━━ DATA EXTRACT

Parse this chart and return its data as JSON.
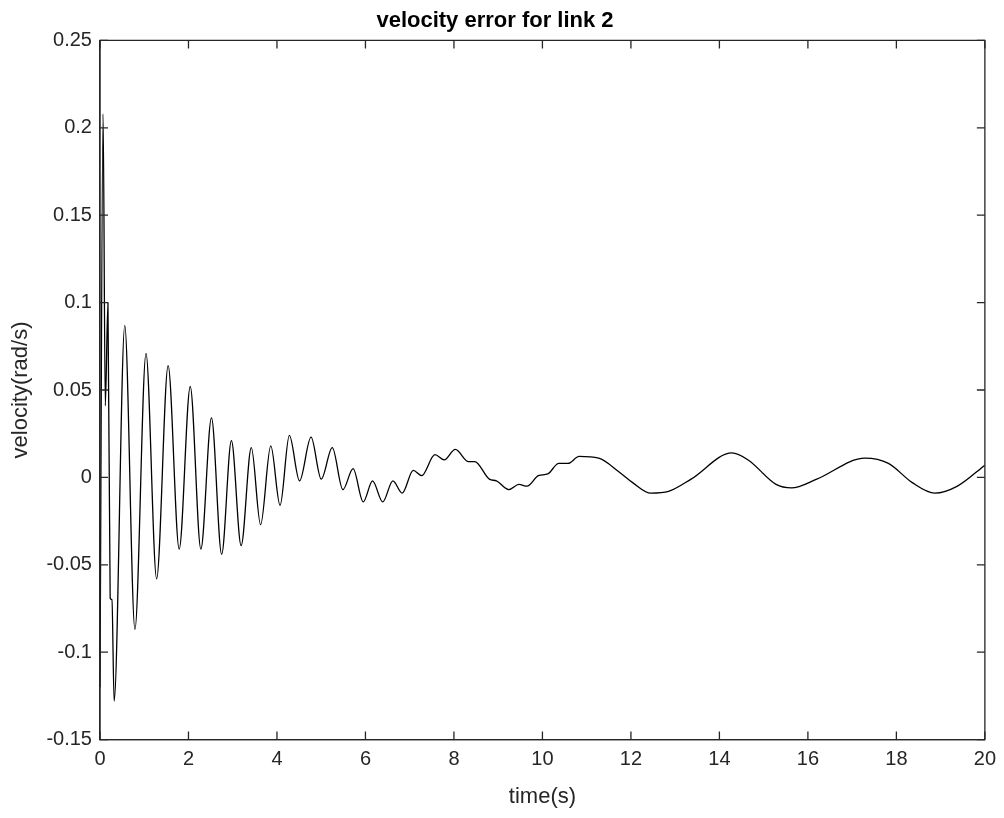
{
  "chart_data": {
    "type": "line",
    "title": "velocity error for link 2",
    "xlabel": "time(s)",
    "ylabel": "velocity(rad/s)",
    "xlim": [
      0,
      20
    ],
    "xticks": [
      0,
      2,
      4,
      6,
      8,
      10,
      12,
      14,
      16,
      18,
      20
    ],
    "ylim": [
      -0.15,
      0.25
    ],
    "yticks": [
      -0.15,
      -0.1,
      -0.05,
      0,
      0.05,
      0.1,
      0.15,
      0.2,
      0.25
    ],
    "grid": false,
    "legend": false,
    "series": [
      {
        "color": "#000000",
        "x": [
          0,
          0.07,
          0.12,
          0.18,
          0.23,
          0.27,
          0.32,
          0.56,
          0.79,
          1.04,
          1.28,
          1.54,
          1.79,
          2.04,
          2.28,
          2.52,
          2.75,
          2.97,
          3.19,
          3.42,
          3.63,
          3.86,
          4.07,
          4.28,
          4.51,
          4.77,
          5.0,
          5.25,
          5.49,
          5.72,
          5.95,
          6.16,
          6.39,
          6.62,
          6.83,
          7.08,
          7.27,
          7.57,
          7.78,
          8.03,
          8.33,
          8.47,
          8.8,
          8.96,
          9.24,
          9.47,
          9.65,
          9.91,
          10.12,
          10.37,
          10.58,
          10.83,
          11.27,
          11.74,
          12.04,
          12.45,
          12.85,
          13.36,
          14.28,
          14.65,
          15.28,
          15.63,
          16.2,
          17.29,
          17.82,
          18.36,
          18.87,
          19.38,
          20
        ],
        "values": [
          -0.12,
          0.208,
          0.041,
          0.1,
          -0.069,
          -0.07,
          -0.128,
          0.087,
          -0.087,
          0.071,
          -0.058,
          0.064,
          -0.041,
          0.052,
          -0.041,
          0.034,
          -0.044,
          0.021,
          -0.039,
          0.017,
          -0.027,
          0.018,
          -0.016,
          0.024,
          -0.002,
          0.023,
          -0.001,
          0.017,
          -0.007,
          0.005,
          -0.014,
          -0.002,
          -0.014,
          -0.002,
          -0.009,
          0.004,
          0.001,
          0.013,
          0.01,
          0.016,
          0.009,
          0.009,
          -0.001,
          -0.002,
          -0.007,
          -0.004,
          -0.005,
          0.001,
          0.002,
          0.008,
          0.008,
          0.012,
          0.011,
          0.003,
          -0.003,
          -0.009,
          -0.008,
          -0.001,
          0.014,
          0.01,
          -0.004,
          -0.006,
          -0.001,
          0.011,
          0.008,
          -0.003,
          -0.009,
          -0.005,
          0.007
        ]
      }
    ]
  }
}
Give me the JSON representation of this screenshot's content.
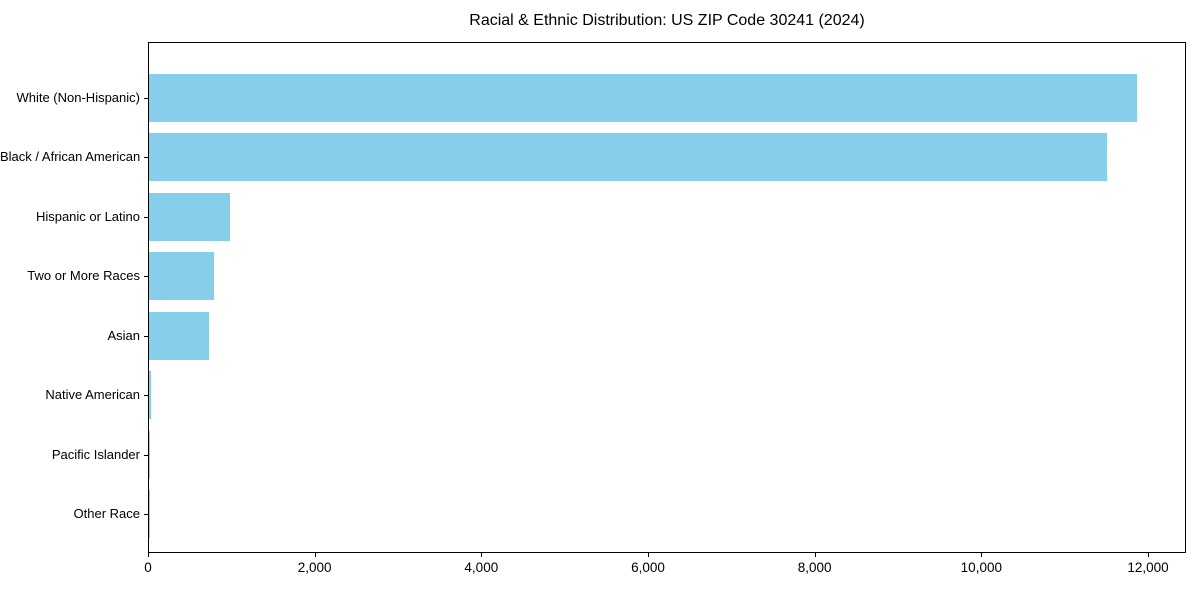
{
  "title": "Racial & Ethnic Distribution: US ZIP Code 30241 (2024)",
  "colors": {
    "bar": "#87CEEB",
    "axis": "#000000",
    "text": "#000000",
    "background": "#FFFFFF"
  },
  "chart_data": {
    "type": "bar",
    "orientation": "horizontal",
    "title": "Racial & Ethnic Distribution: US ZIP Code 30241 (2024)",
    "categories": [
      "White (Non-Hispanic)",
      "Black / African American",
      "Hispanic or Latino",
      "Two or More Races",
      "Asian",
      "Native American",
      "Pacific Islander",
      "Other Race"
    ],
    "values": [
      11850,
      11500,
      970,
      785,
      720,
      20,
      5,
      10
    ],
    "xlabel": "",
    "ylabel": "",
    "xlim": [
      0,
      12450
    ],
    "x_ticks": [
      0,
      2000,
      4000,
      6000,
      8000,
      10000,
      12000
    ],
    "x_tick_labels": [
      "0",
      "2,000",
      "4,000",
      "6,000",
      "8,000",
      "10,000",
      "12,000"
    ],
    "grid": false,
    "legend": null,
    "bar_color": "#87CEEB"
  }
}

━━━━

INSTRUCTIONS FOR THE TASK: The records above must be echoed exactly, minus their pictures.

WORKED SOLUTION:
Parse this chart and return its data as JSON.
{
  "chart_data": {
    "type": "line",
    "title": "velocity error for link 2",
    "xlabel": "time(s)",
    "ylabel": "velocity(rad/s)",
    "xlim": [
      0,
      20
    ],
    "xticks": [
      0,
      2,
      4,
      6,
      8,
      10,
      12,
      14,
      16,
      18,
      20
    ],
    "ylim": [
      -0.15,
      0.25
    ],
    "yticks": [
      -0.15,
      -0.1,
      -0.05,
      0,
      0.05,
      0.1,
      0.15,
      0.2,
      0.25
    ],
    "grid": false,
    "legend": false,
    "series": [
      {
        "color": "#000000",
        "x": [
          0,
          0.07,
          0.12,
          0.18,
          0.23,
          0.27,
          0.32,
          0.56,
          0.79,
          1.04,
          1.28,
          1.54,
          1.79,
          2.04,
          2.28,
          2.52,
          2.75,
          2.97,
          3.19,
          3.42,
          3.63,
          3.86,
          4.07,
          4.28,
          4.51,
          4.77,
          5.0,
          5.25,
          5.49,
          5.72,
          5.95,
          6.16,
          6.39,
          6.62,
          6.83,
          7.08,
          7.27,
          7.57,
          7.78,
          8.03,
          8.33,
          8.47,
          8.8,
          8.96,
          9.24,
          9.47,
          9.65,
          9.91,
          10.12,
          10.37,
          10.58,
          10.83,
          11.27,
          11.74,
          12.04,
          12.45,
          12.85,
          13.36,
          14.28,
          14.65,
          15.28,
          15.63,
          16.2,
          17.29,
          17.82,
          18.36,
          18.87,
          19.38,
          20
        ],
        "values": [
          -0.12,
          0.208,
          0.041,
          0.1,
          -0.069,
          -0.07,
          -0.128,
          0.087,
          -0.087,
          0.071,
          -0.058,
          0.064,
          -0.041,
          0.052,
          -0.041,
          0.034,
          -0.044,
          0.021,
          -0.039,
          0.017,
          -0.027,
          0.018,
          -0.016,
          0.024,
          -0.002,
          0.023,
          -0.001,
          0.017,
          -0.007,
          0.005,
          -0.014,
          -0.002,
          -0.014,
          -0.002,
          -0.009,
          0.004,
          0.001,
          0.013,
          0.01,
          0.016,
          0.009,
          0.009,
          -0.001,
          -0.002,
          -0.007,
          -0.004,
          -0.005,
          0.001,
          0.002,
          0.008,
          0.008,
          0.012,
          0.011,
          0.003,
          -0.003,
          -0.009,
          -0.008,
          -0.001,
          0.014,
          0.01,
          -0.004,
          -0.006,
          -0.001,
          0.011,
          0.008,
          -0.003,
          -0.009,
          -0.005,
          0.007
        ]
      }
    ]
  }
}
Give me the JSON representation of this screenshot's content.
{
  "title": "Racial & Ethnic Distribution: US ZIP Code 30241 (2024)",
  "colors": {
    "bar": "#87CEEB",
    "axis": "#000000",
    "text": "#000000",
    "background": "#FFFFFF"
  },
  "chart_data": {
    "type": "bar",
    "orientation": "horizontal",
    "title": "Racial & Ethnic Distribution: US ZIP Code 30241 (2024)",
    "categories": [
      "White (Non-Hispanic)",
      "Black / African American",
      "Hispanic or Latino",
      "Two or More Races",
      "Asian",
      "Native American",
      "Pacific Islander",
      "Other Race"
    ],
    "values": [
      11850,
      11500,
      970,
      785,
      720,
      20,
      5,
      10
    ],
    "xlabel": "",
    "ylabel": "",
    "xlim": [
      0,
      12450
    ],
    "x_ticks": [
      0,
      2000,
      4000,
      6000,
      8000,
      10000,
      12000
    ],
    "x_tick_labels": [
      "0",
      "2,000",
      "4,000",
      "6,000",
      "8,000",
      "10,000",
      "12,000"
    ],
    "grid": false,
    "legend": null,
    "bar_color": "#87CEEB"
  }
}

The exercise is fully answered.